• [Exercise goal]
Transcribe the records below in full; pictures stay out of the copy.

• [Entries shown]

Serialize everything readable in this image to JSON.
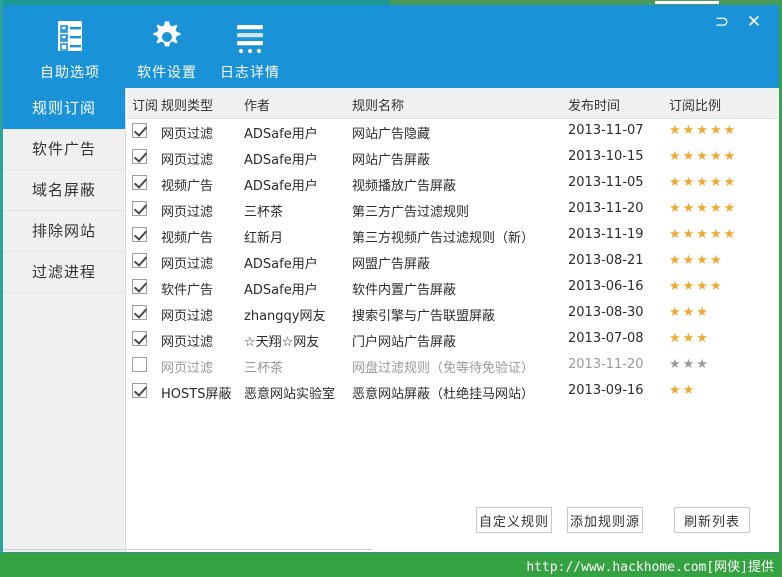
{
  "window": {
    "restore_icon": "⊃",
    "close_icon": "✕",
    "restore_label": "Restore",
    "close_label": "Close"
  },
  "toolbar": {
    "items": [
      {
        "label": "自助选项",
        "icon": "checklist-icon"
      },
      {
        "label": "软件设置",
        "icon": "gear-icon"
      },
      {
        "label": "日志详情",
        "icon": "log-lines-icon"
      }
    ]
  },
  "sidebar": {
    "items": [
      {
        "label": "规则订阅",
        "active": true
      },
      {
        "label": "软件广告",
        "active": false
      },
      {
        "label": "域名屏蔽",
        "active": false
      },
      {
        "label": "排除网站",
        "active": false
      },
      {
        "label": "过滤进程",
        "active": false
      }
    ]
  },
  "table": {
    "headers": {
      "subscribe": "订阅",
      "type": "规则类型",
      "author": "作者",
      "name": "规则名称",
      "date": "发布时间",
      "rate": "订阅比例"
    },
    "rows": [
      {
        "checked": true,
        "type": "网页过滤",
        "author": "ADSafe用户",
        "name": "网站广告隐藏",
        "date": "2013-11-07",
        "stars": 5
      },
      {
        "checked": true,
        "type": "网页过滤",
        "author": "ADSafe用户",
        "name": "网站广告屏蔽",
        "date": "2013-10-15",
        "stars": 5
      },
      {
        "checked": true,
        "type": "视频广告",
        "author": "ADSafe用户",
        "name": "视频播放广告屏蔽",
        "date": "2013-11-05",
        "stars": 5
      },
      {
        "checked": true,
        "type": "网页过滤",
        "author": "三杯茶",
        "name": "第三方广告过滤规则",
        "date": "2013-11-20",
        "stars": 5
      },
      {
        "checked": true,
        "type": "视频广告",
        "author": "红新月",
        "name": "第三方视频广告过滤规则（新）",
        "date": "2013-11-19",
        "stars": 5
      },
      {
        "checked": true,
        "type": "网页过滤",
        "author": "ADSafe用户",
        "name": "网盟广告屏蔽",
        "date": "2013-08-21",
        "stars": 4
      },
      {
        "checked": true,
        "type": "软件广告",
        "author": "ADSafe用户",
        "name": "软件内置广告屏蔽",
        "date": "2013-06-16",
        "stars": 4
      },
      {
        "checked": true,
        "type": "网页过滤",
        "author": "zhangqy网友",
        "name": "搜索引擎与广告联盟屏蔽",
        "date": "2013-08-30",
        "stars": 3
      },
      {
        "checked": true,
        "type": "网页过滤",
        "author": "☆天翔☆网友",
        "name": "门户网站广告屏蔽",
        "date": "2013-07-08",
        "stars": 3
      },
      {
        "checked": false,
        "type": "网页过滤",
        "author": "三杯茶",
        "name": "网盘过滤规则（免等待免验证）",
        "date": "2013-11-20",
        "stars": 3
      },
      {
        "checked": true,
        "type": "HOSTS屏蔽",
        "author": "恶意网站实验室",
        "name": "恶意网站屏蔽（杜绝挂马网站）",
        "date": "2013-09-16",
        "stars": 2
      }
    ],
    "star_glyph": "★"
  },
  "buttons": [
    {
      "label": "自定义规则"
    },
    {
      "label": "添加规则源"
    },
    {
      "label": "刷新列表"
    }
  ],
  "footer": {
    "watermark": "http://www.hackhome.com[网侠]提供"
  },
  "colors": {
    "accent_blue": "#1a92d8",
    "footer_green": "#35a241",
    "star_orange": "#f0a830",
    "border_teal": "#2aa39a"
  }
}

• [Result of this exercise]
Serialize everything readable in this image to JSON.
{
  "window": {
    "restore_icon": "⊃",
    "close_icon": "✕",
    "restore_label": "Restore",
    "close_label": "Close"
  },
  "toolbar": {
    "items": [
      {
        "label": "自助选项",
        "icon": "checklist-icon"
      },
      {
        "label": "软件设置",
        "icon": "gear-icon"
      },
      {
        "label": "日志详情",
        "icon": "log-lines-icon"
      }
    ]
  },
  "sidebar": {
    "items": [
      {
        "label": "规则订阅",
        "active": true
      },
      {
        "label": "软件广告",
        "active": false
      },
      {
        "label": "域名屏蔽",
        "active": false
      },
      {
        "label": "排除网站",
        "active": false
      },
      {
        "label": "过滤进程",
        "active": false
      }
    ]
  },
  "table": {
    "headers": {
      "subscribe": "订阅",
      "type": "规则类型",
      "author": "作者",
      "name": "规则名称",
      "date": "发布时间",
      "rate": "订阅比例"
    },
    "rows": [
      {
        "checked": true,
        "type": "网页过滤",
        "author": "ADSafe用户",
        "name": "网站广告隐藏",
        "date": "2013-11-07",
        "stars": 5
      },
      {
        "checked": true,
        "type": "网页过滤",
        "author": "ADSafe用户",
        "name": "网站广告屏蔽",
        "date": "2013-10-15",
        "stars": 5
      },
      {
        "checked": true,
        "type": "视频广告",
        "author": "ADSafe用户",
        "name": "视频播放广告屏蔽",
        "date": "2013-11-05",
        "stars": 5
      },
      {
        "checked": true,
        "type": "网页过滤",
        "author": "三杯茶",
        "name": "第三方广告过滤规则",
        "date": "2013-11-20",
        "stars": 5
      },
      {
        "checked": true,
        "type": "视频广告",
        "author": "红新月",
        "name": "第三方视频广告过滤规则（新）",
        "date": "2013-11-19",
        "stars": 5
      },
      {
        "checked": true,
        "type": "网页过滤",
        "author": "ADSafe用户",
        "name": "网盟广告屏蔽",
        "date": "2013-08-21",
        "stars": 4
      },
      {
        "checked": true,
        "type": "软件广告",
        "author": "ADSafe用户",
        "name": "软件内置广告屏蔽",
        "date": "2013-06-16",
        "stars": 4
      },
      {
        "checked": true,
        "type": "网页过滤",
        "author": "zhangqy网友",
        "name": "搜索引擎与广告联盟屏蔽",
        "date": "2013-08-30",
        "stars": 3
      },
      {
        "checked": true,
        "type": "网页过滤",
        "author": "☆天翔☆网友",
        "name": "门户网站广告屏蔽",
        "date": "2013-07-08",
        "stars": 3
      },
      {
        "checked": false,
        "type": "网页过滤",
        "author": "三杯茶",
        "name": "网盘过滤规则（免等待免验证）",
        "date": "2013-11-20",
        "stars": 3
      },
      {
        "checked": true,
        "type": "HOSTS屏蔽",
        "author": "恶意网站实验室",
        "name": "恶意网站屏蔽（杜绝挂马网站）",
        "date": "2013-09-16",
        "stars": 2
      }
    ],
    "star_glyph": "★"
  },
  "buttons": [
    {
      "label": "自定义规则"
    },
    {
      "label": "添加规则源"
    },
    {
      "label": "刷新列表"
    }
  ],
  "footer": {
    "watermark": "http://www.hackhome.com[网侠]提供"
  },
  "colors": {
    "accent_blue": "#1a92d8",
    "footer_green": "#35a241",
    "star_orange": "#f0a830",
    "border_teal": "#2aa39a"
  }
}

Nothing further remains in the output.